EXERCISE PROMPT:
Return the material word for word. Do not include pictures.

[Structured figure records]
+---+

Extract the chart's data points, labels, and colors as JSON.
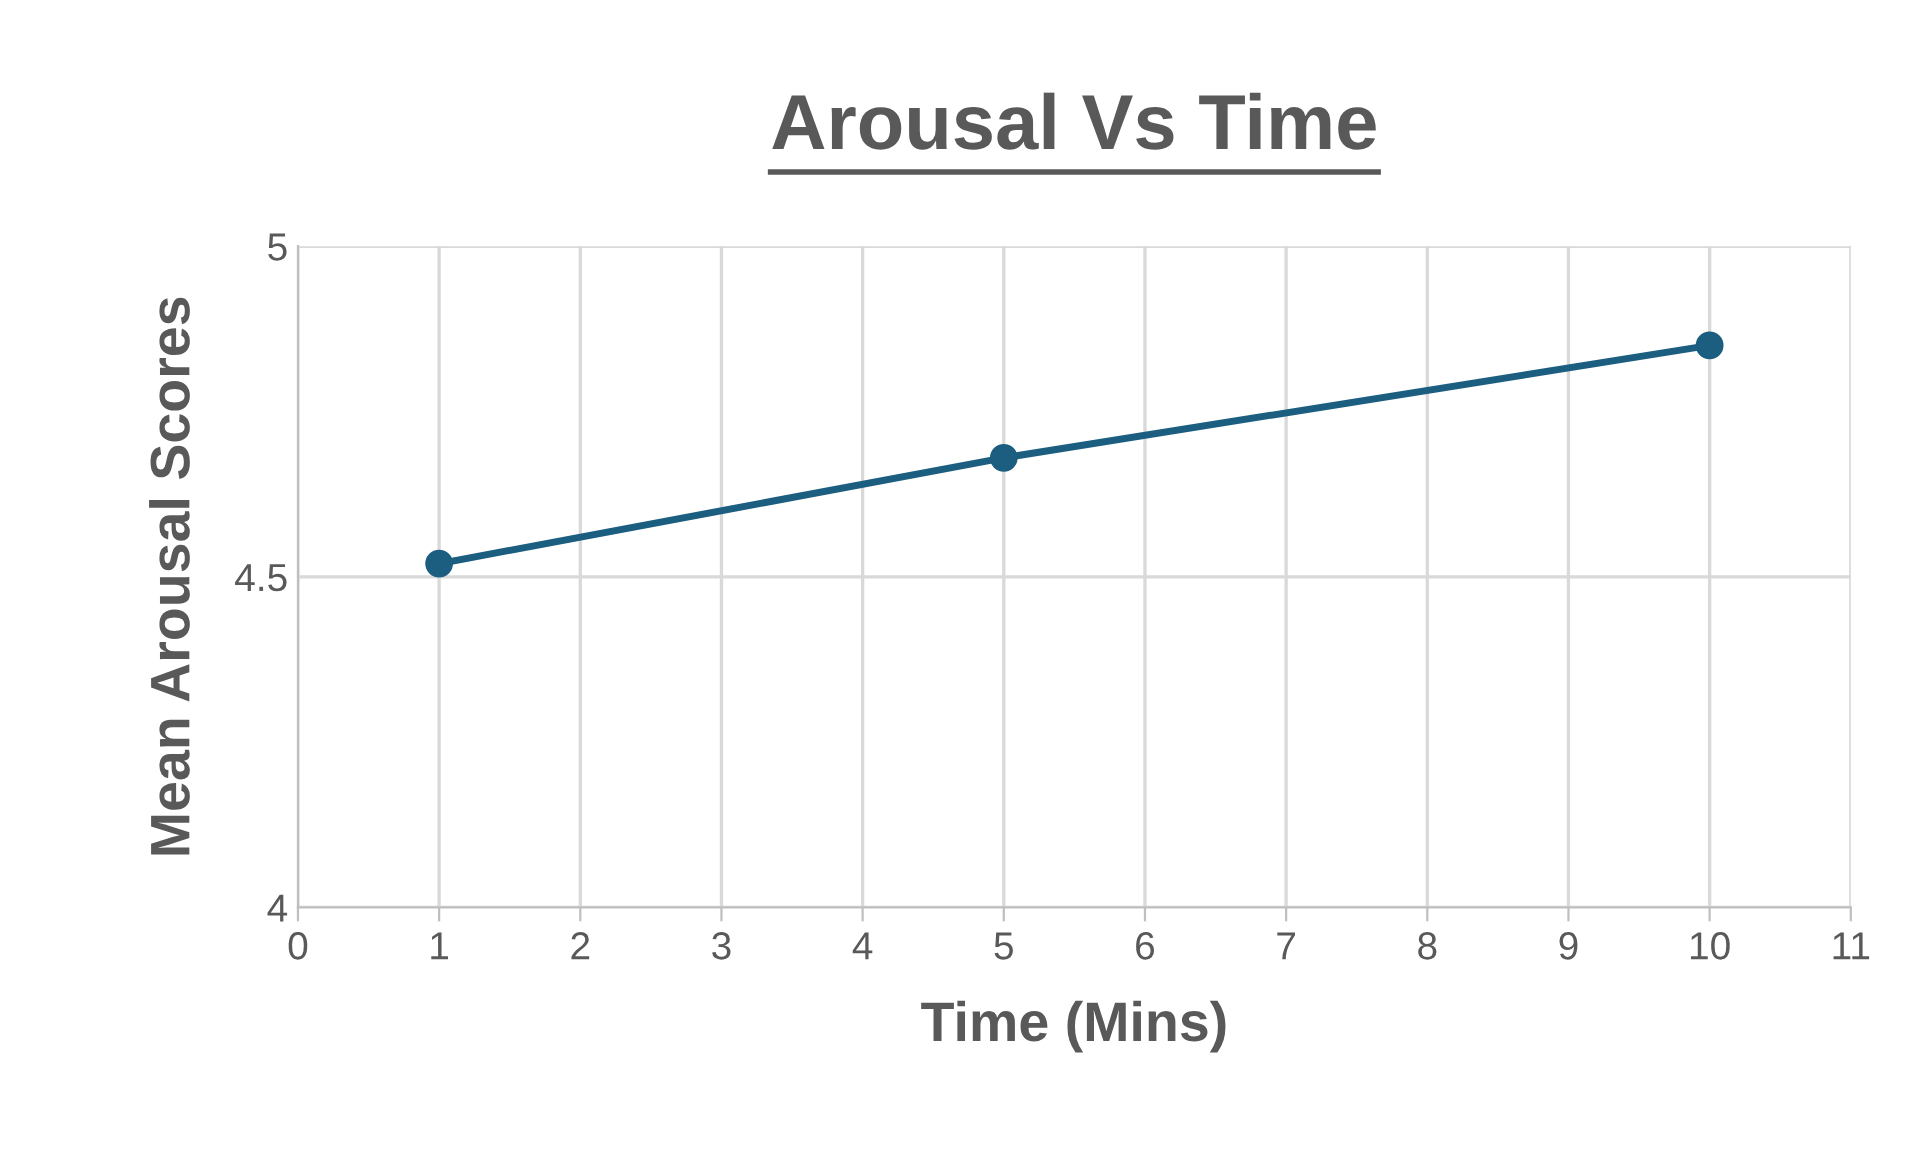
{
  "chart_data": {
    "type": "line",
    "title": "Arousal Vs Time",
    "xlabel": "Time (Mins)",
    "ylabel": "Mean Arousal Scores",
    "x": [
      1,
      5,
      10
    ],
    "series": [
      {
        "color": "#1b5e80",
        "values": [
          4.52,
          4.68,
          4.85
        ]
      }
    ],
    "xlim": [
      0,
      11
    ],
    "xticks": [
      0,
      1,
      2,
      3,
      4,
      5,
      6,
      7,
      8,
      9,
      10,
      11
    ],
    "ylim": [
      4,
      5
    ],
    "yticks": [
      4,
      4.5,
      5
    ],
    "grid": true,
    "marker": "circle",
    "line_style": "solid",
    "legend": false
  }
}
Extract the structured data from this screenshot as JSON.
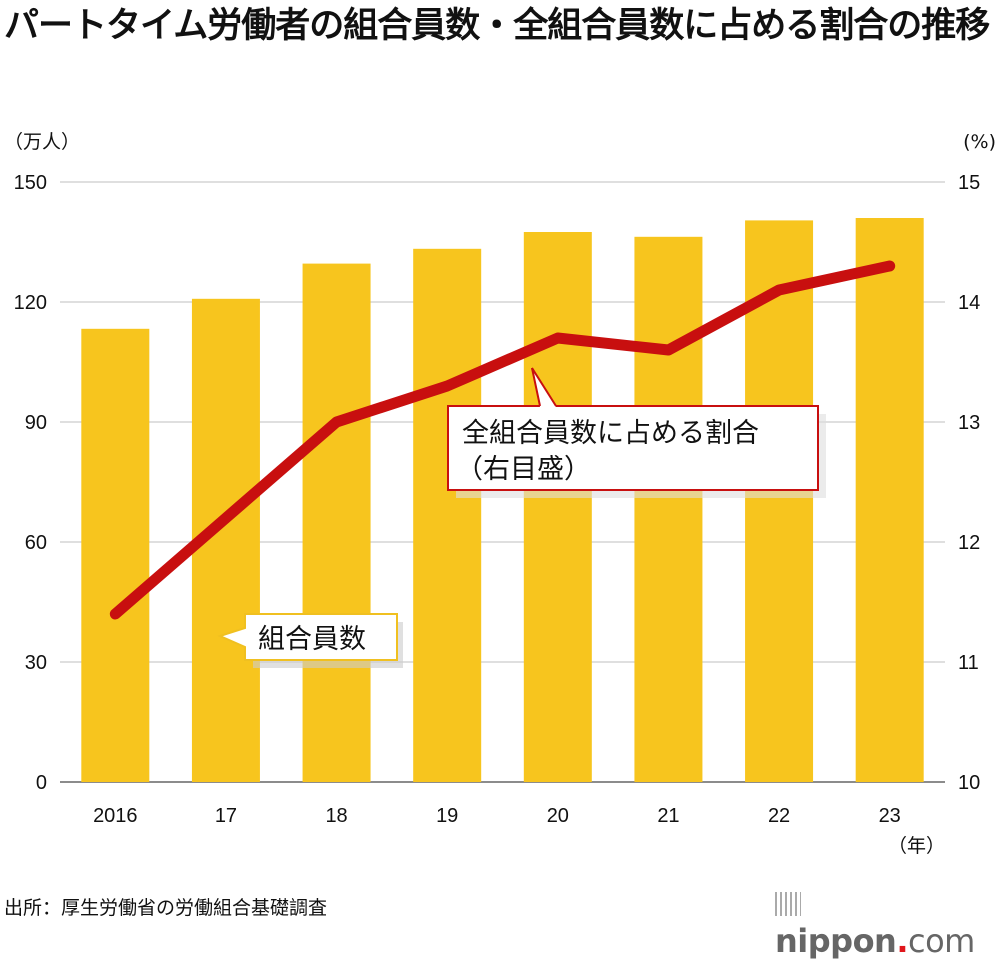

+---+

OUTPUT OF THE TASK:
Extract the chart's data points, labels, and colors as JSON.
{
  "chart_data": {
    "type": "line",
    "title": "Arousal Vs Time",
    "xlabel": "Time (Mins)",
    "ylabel": "Mean Arousal Scores",
    "x": [
      1,
      5,
      10
    ],
    "series": [
      {
        "color": "#1b5e80",
        "values": [
          4.52,
          4.68,
          4.85
        ]
      }
    ],
    "xlim": [
      0,
      11
    ],
    "xticks": [
      0,
      1,
      2,
      3,
      4,
      5,
      6,
      7,
      8,
      9,
      10,
      11
    ],
    "ylim": [
      4,
      5
    ],
    "yticks": [
      4,
      4.5,
      5
    ],
    "grid": true,
    "marker": "circle",
    "line_style": "solid",
    "legend": false
  }
}
Extract the structured data from this screenshot as JSON.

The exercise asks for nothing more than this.